■ **WRITTEN PROBLEM**
In the entries below, identify every line with the string "into" and copy it.

■ **RECORDS FOR THE EXERCISE**
>> start
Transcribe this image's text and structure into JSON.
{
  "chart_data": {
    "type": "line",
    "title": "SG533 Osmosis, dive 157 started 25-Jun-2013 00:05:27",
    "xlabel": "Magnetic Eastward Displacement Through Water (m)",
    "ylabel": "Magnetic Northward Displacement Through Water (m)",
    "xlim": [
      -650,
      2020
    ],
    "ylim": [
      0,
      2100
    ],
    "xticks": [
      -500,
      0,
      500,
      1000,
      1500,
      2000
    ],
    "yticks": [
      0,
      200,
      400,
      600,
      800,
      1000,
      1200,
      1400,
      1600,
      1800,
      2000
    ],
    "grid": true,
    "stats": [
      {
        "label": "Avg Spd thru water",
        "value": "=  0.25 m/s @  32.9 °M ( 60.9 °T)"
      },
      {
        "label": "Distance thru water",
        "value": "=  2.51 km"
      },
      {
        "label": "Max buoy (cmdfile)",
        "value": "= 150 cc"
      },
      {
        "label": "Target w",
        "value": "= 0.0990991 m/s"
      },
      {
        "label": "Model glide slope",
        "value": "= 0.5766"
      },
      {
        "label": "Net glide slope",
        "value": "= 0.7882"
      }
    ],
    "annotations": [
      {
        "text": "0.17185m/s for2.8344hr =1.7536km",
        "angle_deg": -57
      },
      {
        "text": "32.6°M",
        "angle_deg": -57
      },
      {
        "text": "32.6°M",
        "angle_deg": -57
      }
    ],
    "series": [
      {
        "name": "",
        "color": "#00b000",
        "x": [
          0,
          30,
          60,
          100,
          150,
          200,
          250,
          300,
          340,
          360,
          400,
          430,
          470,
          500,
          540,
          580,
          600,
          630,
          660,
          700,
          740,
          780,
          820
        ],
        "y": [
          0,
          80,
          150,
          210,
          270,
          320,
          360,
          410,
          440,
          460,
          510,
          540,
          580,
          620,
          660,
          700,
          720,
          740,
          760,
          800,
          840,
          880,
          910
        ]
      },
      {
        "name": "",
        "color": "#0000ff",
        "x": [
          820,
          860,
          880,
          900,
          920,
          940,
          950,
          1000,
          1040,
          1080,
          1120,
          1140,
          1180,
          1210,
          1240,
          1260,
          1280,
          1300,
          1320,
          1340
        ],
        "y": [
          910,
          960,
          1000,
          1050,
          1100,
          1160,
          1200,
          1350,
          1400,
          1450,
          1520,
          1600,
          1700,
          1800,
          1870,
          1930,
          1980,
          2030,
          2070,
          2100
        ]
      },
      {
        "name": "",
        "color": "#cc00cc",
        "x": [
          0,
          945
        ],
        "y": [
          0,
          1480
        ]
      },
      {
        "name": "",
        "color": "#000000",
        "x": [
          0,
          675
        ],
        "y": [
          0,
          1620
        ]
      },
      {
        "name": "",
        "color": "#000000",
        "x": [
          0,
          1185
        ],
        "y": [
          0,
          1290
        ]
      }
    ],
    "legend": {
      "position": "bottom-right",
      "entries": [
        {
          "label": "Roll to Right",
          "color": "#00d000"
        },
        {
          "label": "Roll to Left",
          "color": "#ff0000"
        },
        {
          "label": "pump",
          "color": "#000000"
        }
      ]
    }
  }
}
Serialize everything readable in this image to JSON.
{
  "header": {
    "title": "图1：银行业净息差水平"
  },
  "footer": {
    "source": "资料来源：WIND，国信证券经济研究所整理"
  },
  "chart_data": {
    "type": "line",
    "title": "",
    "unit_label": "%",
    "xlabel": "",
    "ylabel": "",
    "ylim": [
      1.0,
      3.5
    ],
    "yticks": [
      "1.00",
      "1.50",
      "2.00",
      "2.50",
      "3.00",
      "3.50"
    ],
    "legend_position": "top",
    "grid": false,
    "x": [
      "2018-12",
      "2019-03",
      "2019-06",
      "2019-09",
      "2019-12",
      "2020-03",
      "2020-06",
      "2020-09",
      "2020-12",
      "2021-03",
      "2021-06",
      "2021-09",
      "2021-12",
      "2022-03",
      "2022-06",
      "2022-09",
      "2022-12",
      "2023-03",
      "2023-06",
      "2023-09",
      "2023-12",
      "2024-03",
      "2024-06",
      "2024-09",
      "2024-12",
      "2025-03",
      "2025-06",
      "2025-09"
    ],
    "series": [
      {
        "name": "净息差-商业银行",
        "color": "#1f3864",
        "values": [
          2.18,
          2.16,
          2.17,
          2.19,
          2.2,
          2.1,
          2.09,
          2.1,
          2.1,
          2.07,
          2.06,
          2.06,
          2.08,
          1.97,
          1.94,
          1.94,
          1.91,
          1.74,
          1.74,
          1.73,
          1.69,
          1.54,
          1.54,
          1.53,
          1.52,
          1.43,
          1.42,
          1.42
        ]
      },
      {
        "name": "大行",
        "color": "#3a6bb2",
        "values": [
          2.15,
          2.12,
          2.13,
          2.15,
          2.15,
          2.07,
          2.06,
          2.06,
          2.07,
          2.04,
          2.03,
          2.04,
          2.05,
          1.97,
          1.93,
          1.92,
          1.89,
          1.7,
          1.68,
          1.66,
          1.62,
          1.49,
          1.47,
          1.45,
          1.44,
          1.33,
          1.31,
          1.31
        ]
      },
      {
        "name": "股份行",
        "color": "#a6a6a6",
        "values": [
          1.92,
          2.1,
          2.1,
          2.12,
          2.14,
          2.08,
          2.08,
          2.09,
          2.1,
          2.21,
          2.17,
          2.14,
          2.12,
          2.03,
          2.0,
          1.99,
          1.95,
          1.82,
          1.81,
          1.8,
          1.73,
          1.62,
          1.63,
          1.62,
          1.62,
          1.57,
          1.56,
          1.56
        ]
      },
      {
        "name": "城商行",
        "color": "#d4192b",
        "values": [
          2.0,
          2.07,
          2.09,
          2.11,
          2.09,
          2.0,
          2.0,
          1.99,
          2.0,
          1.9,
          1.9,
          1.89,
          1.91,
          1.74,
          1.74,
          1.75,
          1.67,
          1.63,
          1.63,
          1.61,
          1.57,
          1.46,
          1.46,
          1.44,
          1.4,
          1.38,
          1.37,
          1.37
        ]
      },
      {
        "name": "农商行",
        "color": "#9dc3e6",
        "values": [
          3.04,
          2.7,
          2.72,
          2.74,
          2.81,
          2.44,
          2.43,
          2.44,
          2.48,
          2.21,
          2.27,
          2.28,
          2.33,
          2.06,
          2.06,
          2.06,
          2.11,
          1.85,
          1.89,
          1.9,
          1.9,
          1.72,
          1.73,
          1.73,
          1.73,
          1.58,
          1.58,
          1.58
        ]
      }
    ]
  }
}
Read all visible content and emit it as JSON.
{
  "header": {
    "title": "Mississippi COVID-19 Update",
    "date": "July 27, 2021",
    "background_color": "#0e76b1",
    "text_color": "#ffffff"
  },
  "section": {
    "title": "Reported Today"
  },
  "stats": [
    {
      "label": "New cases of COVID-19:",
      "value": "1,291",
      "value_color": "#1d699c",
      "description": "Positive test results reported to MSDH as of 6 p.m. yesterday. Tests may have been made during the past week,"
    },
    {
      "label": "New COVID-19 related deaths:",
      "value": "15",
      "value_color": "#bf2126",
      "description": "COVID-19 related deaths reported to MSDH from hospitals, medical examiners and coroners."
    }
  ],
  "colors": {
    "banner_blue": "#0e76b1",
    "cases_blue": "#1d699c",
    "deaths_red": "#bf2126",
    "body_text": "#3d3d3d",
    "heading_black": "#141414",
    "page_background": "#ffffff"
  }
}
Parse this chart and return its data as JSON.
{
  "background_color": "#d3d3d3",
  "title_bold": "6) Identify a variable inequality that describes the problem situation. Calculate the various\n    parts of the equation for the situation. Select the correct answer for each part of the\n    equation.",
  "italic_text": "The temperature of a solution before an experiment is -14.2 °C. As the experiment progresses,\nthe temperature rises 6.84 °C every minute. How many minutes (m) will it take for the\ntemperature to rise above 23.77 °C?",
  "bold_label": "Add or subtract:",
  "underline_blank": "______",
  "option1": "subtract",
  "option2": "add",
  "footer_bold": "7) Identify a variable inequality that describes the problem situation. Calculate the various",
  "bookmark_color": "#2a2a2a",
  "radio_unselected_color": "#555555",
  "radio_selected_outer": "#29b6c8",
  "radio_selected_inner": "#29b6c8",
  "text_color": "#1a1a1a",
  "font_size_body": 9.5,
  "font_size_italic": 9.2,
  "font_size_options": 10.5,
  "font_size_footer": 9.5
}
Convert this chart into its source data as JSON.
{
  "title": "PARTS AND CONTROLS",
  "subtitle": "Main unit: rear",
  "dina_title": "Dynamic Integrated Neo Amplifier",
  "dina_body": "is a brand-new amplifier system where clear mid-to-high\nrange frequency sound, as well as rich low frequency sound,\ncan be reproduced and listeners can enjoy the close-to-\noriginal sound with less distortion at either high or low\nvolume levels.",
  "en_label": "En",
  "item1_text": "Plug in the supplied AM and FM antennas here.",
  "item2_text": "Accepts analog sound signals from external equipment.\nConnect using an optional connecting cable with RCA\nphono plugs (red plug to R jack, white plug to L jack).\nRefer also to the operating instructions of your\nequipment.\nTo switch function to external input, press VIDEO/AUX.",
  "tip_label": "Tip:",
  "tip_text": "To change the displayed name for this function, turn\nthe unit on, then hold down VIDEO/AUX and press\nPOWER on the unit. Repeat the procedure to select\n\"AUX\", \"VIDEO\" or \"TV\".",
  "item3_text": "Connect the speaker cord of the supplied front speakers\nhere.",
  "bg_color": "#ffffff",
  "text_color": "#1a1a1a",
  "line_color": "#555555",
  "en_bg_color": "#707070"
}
>> end
■ **WRITTEN REPLY**
Transcribe this image's text and structure into JSON.
Convert this chart into its source data as JSON.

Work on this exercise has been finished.